Quote the listing below in its entirety, omitting every image.
-- Start DATA TO PROCESS --
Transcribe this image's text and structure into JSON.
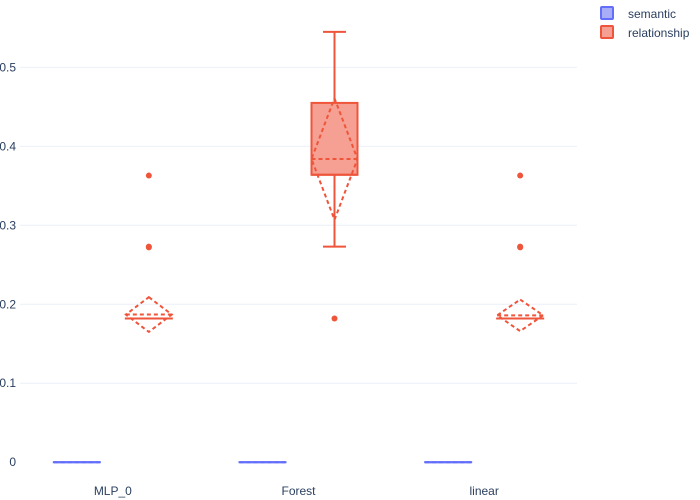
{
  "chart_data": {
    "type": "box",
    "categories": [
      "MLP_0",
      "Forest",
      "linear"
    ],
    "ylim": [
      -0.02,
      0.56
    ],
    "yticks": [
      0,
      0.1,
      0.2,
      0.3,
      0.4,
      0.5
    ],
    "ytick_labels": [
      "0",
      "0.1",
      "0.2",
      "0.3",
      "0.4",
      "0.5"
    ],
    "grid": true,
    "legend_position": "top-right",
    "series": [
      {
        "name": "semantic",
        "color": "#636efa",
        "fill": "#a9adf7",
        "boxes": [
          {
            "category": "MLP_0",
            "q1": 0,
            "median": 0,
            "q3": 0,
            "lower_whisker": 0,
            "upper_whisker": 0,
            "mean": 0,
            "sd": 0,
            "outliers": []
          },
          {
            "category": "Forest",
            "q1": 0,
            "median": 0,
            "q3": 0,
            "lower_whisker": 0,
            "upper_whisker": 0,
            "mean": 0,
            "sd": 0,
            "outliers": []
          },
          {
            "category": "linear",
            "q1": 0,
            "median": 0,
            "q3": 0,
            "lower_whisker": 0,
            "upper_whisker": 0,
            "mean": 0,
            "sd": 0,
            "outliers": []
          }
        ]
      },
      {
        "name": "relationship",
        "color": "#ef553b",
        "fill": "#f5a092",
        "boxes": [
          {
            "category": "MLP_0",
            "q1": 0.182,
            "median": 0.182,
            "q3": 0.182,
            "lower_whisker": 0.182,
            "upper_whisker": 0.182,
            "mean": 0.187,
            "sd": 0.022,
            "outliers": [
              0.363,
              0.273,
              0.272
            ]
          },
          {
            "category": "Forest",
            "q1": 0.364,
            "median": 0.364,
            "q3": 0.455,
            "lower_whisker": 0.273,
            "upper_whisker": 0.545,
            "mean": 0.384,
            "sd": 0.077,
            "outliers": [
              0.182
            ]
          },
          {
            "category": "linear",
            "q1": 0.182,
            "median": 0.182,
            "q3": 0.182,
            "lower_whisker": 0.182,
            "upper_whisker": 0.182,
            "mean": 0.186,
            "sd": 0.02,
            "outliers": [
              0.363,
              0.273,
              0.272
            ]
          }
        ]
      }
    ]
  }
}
-- End DATA TO PROCESS --
◆ RESPONSE:
Transcribe this image's text and structure into JSON.
{
  "chart_data": {
    "type": "box",
    "categories": [
      "MLP_0",
      "Forest",
      "linear"
    ],
    "ylim": [
      -0.02,
      0.56
    ],
    "yticks": [
      0,
      0.1,
      0.2,
      0.3,
      0.4,
      0.5
    ],
    "ytick_labels": [
      "0",
      "0.1",
      "0.2",
      "0.3",
      "0.4",
      "0.5"
    ],
    "grid": true,
    "legend_position": "top-right",
    "series": [
      {
        "name": "semantic",
        "color": "#636efa",
        "fill": "#a9adf7",
        "boxes": [
          {
            "category": "MLP_0",
            "q1": 0,
            "median": 0,
            "q3": 0,
            "lower_whisker": 0,
            "upper_whisker": 0,
            "mean": 0,
            "sd": 0,
            "outliers": []
          },
          {
            "category": "Forest",
            "q1": 0,
            "median": 0,
            "q3": 0,
            "lower_whisker": 0,
            "upper_whisker": 0,
            "mean": 0,
            "sd": 0,
            "outliers": []
          },
          {
            "category": "linear",
            "q1": 0,
            "median": 0,
            "q3": 0,
            "lower_whisker": 0,
            "upper_whisker": 0,
            "mean": 0,
            "sd": 0,
            "outliers": []
          }
        ]
      },
      {
        "name": "relationship",
        "color": "#ef553b",
        "fill": "#f5a092",
        "boxes": [
          {
            "category": "MLP_0",
            "q1": 0.182,
            "median": 0.182,
            "q3": 0.182,
            "lower_whisker": 0.182,
            "upper_whisker": 0.182,
            "mean": 0.187,
            "sd": 0.022,
            "outliers": [
              0.363,
              0.273,
              0.272
            ]
          },
          {
            "category": "Forest",
            "q1": 0.364,
            "median": 0.364,
            "q3": 0.455,
            "lower_whisker": 0.273,
            "upper_whisker": 0.545,
            "mean": 0.384,
            "sd": 0.077,
            "outliers": [
              0.182
            ]
          },
          {
            "category": "linear",
            "q1": 0.182,
            "median": 0.182,
            "q3": 0.182,
            "lower_whisker": 0.182,
            "upper_whisker": 0.182,
            "mean": 0.186,
            "sd": 0.02,
            "outliers": [
              0.363,
              0.273,
              0.272
            ]
          }
        ]
      }
    ]
  }
}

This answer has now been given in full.